Extracted text =>
Which is why they should be constituted and organized, right now.
Perhaps there will be fighting in urban and suburban areas, which is why I live in a close knit rural community.
It will not be our group either, since we garden, and raise livestock, hunt and fish, all on our own property, as do most of my neighbors.
We will not be leaving, and in fact have others who are planned to come here. Our facilities can hold a lot of people and we can provide power, heat and food for many for a long time. These people represent both a labor and security force, since all are skilled in various areas and well trained with firearms, logistics, and communications.
Then that type of preparation will work if your security is good enough and unseen things don’t happen. I understand you being in a tight nit rural neighborhood and that is very good. But here is the major problem that maybe you and your group need to think about. The city and urban people can not stay in the city there will be no food there, so they will scatter at first through out the country sides. Then as time goes on the survivors from the cities will group up in sometimes large groups that are divided into smaller ones that will scout the country side for groups of people farming and doing just what you plan. Could your group hold off 100 or more attackers? Does your group have a secured location like they use to have back in the old days a fort or hard installation? Have you planned on how you will work your fields, gather your crops and hunt with roving bands of desperate people killing for a bit of food( you will be in the greatest danger doing your work outside your protected area). Being in a rural area is great but you will be tied to that location and have to defend it. You should have a secondary plan to evacuate to a second location should the need arise.
There is no one best way of surviving something like this. Survival depends on two things that we can not control. One is luck and the other is the type of catastrophe that cause the world as we know it to end.
I believe there is 4 types of catastrophe that i can think of and each one has its on set of problems to overcome.
1. EMT attack (all electrical will not work including batteries, cars, lights, stoves etc.) so you will have no power to do any farming and will have to be done by hand. You will have to can or cure everything with fires(oh fires can be seen a long ways off drawing unwanted people) and you will have same roving groups.
2. Nuclear war that will after the initial strikes turn into a conventional war. You might have power but it will be power you make using generators etc. Fuel will be very hard to come by. Also you have the same roving groups.
3. Major Natural disaster. (like old yellow stone volcano going off) almost same as EMT but it will only be the electrical grid that is effected. You probably can clean the volcanic ash off the engines and get them back to running then you might not depends how much ash you get(also farming will be hindered if not completely stopped deppendson how much ash there is on your land).
4. Total Economic crash. This one is particularly bad because everything still works but money is no longer any good so you can’t buy things and big farms and ranchers no longer can sell their products So the cities don’t have food and same scenario except the people will start killing the government in a revolt. This revolt will have to have food so they will take anything they can from you and leave you with nothing. This is the worst case I think because the revolt leaders will send trained armed troops to take what you have. At same time you will have to deal with these roving people.
There is also another factor most people do not factor in and that is the psychological factor..

Problems and tasks =>
#1 Reproduce the passage of the survival discussion between "Which is why they" and "of my neighbors.", inclusive.
#2 In the survival discussion, what are the two things that survival is said to depend on and that cannot be controlled?

Material =>
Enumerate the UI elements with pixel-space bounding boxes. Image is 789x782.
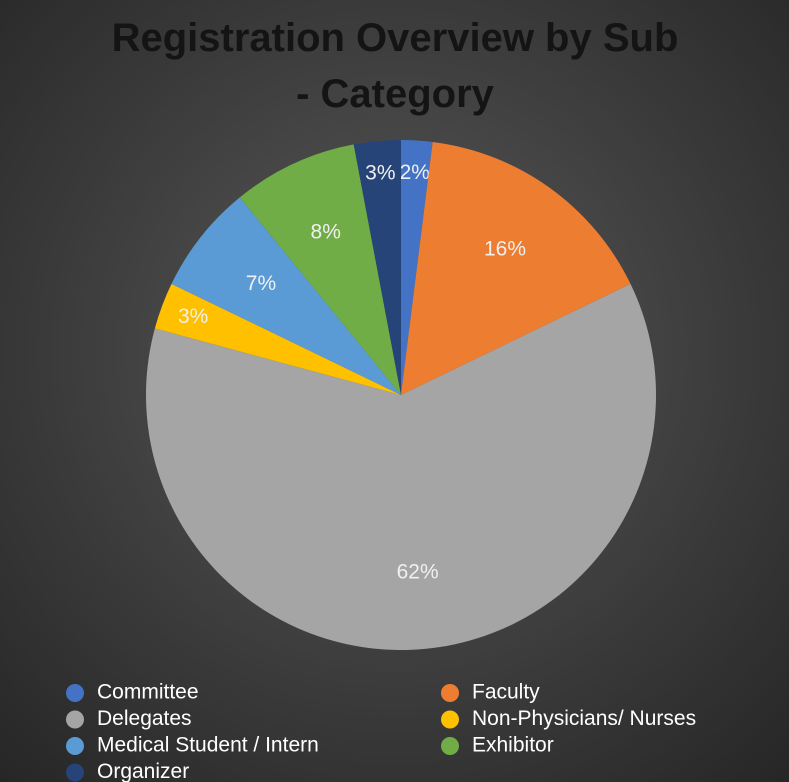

Completed exercise =>
#1
Which is why they should be constituted and organized, right now.
Perhaps there will be fighting in urban and suburban areas, which is why I live in a close knit rural community.
It will not be our group either, since we garden, and raise livestock, hunt and fish, all on our own property, as do most of my neighbors.

#2 Luck and the type of catastrophe that causes the world as we know it to end.